■ **Work to be completed**:
Below is a listing; copy all of it exactly.

**********

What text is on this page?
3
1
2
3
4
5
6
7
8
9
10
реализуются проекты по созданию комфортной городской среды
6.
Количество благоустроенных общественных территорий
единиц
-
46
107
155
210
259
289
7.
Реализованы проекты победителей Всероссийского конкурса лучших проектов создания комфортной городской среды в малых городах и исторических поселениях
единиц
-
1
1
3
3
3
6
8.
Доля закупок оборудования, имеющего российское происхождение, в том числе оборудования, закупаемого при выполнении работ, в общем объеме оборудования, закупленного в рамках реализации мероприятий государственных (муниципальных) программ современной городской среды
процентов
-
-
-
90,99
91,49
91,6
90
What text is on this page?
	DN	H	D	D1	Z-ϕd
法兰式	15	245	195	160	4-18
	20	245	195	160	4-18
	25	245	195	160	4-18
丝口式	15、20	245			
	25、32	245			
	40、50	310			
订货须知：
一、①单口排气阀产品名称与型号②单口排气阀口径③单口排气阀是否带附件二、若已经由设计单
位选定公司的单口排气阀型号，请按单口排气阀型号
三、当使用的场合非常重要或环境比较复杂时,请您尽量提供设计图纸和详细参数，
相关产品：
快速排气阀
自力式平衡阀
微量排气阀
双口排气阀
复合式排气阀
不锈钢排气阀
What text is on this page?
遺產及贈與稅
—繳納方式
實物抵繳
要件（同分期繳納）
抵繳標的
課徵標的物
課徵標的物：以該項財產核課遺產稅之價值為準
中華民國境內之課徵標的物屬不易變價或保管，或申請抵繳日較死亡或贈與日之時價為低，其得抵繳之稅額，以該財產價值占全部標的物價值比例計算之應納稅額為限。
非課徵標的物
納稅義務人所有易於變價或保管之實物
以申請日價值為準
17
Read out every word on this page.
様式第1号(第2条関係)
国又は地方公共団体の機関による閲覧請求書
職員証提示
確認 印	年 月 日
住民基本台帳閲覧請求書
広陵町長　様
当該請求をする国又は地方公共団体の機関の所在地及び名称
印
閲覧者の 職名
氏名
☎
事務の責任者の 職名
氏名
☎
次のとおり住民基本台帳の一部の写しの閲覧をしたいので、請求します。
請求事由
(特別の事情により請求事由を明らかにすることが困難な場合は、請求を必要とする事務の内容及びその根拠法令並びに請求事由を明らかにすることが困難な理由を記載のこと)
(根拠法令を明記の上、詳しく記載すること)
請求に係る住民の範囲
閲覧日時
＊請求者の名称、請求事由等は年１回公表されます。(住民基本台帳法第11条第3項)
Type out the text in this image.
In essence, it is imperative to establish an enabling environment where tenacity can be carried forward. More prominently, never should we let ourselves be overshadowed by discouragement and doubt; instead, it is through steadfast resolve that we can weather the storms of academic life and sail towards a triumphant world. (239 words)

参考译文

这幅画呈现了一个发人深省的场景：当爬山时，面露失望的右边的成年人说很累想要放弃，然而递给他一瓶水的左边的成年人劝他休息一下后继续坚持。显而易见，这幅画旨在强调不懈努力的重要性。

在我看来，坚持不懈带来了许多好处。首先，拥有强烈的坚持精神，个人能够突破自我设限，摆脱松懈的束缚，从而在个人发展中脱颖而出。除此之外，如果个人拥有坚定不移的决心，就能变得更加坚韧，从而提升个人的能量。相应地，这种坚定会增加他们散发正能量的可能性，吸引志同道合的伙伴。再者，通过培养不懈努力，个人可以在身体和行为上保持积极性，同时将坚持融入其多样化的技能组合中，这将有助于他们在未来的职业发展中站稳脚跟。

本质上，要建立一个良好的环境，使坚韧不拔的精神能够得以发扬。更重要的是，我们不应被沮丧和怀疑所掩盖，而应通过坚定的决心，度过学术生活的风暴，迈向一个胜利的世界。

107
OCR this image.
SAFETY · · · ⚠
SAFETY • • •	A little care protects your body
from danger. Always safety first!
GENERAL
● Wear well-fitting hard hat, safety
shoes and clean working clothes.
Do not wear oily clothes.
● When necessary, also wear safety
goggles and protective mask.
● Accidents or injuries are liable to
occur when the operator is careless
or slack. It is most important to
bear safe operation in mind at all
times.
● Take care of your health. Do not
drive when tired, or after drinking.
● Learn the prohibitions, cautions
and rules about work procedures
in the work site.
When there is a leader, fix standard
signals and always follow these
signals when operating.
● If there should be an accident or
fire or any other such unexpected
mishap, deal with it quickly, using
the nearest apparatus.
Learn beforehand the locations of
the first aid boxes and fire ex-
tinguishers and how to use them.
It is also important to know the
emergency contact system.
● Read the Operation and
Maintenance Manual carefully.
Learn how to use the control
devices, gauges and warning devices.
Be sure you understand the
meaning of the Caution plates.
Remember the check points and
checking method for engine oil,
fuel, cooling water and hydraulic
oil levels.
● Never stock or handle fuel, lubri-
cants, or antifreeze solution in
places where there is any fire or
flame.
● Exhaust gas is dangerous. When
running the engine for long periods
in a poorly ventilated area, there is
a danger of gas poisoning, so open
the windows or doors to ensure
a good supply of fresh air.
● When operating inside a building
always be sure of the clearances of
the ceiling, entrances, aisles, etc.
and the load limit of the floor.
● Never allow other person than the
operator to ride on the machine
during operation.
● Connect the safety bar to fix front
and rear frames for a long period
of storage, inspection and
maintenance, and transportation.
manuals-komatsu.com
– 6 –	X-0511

**********

■ **Reply**:
What text is on this page?
3
1
2
3
4
5
6
7
8
9
10
реализуются проекты по созданию комфортной городской среды
6.
Количество благоустроенных общественных территорий
единиц
-
46
107
155
210
259
289
7.
Реализованы проекты победителей Всероссийского конкурса лучших проектов создания комфортной городской среды в малых городах и исторических поселениях
единиц
-
1
1
3
3
3
6
8.
Доля закупок оборудования, имеющего российское происхождение, в том числе оборудования, закупаемого при выполнении работ, в общем объеме оборудования, закупленного в рамках реализации мероприятий государственных (муниципальных) программ современной городской среды
процентов
-
-
-
90,99
91,49
91,6
90
What text is on this page?
	DN	H	D	D1	Z-ϕd
法兰式	15	245	195	160	4-18
	20	245	195	160	4-18
	25	245	195	160	4-18
丝口式	15、20	245			
	25、32	245			
	40、50	310			
订货须知：
一、①单口排气阀产品名称与型号②单口排气阀口径③单口排气阀是否带附件二、若已经由设计单
位选定公司的单口排气阀型号，请按单口排气阀型号
三、当使用的场合非常重要或环境比较复杂时,请您尽量提供设计图纸和详细参数，
相关产品：
快速排气阀
自力式平衡阀
微量排气阀
双口排气阀
复合式排气阀
不锈钢排气阀
What text is on this page?
遺產及贈與稅
—繳納方式
實物抵繳
要件（同分期繳納）
抵繳標的
課徵標的物
課徵標的物：以該項財產核課遺產稅之價值為準
中華民國境內之課徵標的物屬不易變價或保管，或申請抵繳日較死亡或贈與日之時價為低，其得抵繳之稅額，以該財產價值占全部標的物價值比例計算之應納稅額為限。
非課徵標的物
納稅義務人所有易於變價或保管之實物
以申請日價值為準
17
Read out every word on this page.
様式第1号(第2条関係)
国又は地方公共団体の機関による閲覧請求書
職員証提示
確認 印	年 月 日
住民基本台帳閲覧請求書
広陵町長　様
当該請求をする国又は地方公共団体の機関の所在地及び名称
印
閲覧者の 職名
氏名
☎
事務の責任者の 職名
氏名
☎
次のとおり住民基本台帳の一部の写しの閲覧をしたいので、請求します。
請求事由
(特別の事情により請求事由を明らかにすることが困難な場合は、請求を必要とする事務の内容及びその根拠法令並びに請求事由を明らかにすることが困難な理由を記載のこと)
(根拠法令を明記の上、詳しく記載すること)
請求に係る住民の範囲
閲覧日時
＊請求者の名称、請求事由等は年１回公表されます。(住民基本台帳法第11条第3項)
Type out the text in this image.
In essence, it is imperative to establish an enabling environment where tenacity can be carried forward. More prominently, never should we let ourselves be overshadowed by discouragement and doubt; instead, it is through steadfast resolve that we can weather the storms of academic life and sail towards a triumphant world. (239 words)

参考译文

这幅画呈现了一个发人深省的场景：当爬山时，面露失望的右边的成年人说很累想要放弃，然而递给他一瓶水的左边的成年人劝他休息一下后继续坚持。显而易见，这幅画旨在强调不懈努力的重要性。

在我看来，坚持不懈带来了许多好处。首先，拥有强烈的坚持精神，个人能够突破自我设限，摆脱松懈的束缚，从而在个人发展中脱颖而出。除此之外，如果个人拥有坚定不移的决心，就能变得更加坚韧，从而提升个人的能量。相应地，这种坚定会增加他们散发正能量的可能性，吸引志同道合的伙伴。再者，通过培养不懈努力，个人可以在身体和行为上保持积极性，同时将坚持融入其多样化的技能组合中，这将有助于他们在未来的职业发展中站稳脚跟。

本质上，要建立一个良好的环境，使坚韧不拔的精神能够得以发扬。更重要的是，我们不应被沮丧和怀疑所掩盖，而应通过坚定的决心，度过学术生活的风暴，迈向一个胜利的世界。

107
OCR this image.
SAFETY · · · ⚠
SAFETY • • •	A little care protects your body
from danger. Always safety first!
GENERAL
● Wear well-fitting hard hat, safety
shoes and clean working clothes.
Do not wear oily clothes.
● When necessary, also wear safety
goggles and protective mask.
● Accidents or injuries are liable to
occur when the operator is careless
or slack. It is most important to
bear safe operation in mind at all
times.
● Take care of your health. Do not
drive when tired, or after drinking.
● Learn the prohibitions, cautions
and rules about work procedures
in the work site.
When there is a leader, fix standard
signals and always follow these
signals when operating.
● If there should be an accident or
fire or any other such unexpected
mishap, deal with it quickly, using
the nearest apparatus.
Learn beforehand the locations of
the first aid boxes and fire ex-
tinguishers and how to use them.
It is also important to know the
emergency contact system.
● Read the Operation and
Maintenance Manual carefully.
Learn how to use the control
devices, gauges and warning devices.
Be sure you understand the
meaning of the Caution plates.
Remember the check points and
checking method for engine oil,
fuel, cooling water and hydraulic
oil levels.
● Never stock or handle fuel, lubri-
cants, or antifreeze solution in
places where there is any fire or
flame.
● Exhaust gas is dangerous. When
running the engine for long periods
in a poorly ventilated area, there is
a danger of gas poisoning, so open
the windows or doors to ensure
a good supply of fresh air.
● When operating inside a building
always be sure of the clearances of
the ceiling, entrances, aisles, etc.
and the load limit of the floor.
● Never allow other person than the
operator to ride on the machine
during operation.
● Connect the safety bar to fix front
and rear frames for a long period
of storage, inspection and
maintenance, and transportation.
manuals-komatsu.com
– 6 –	X-0511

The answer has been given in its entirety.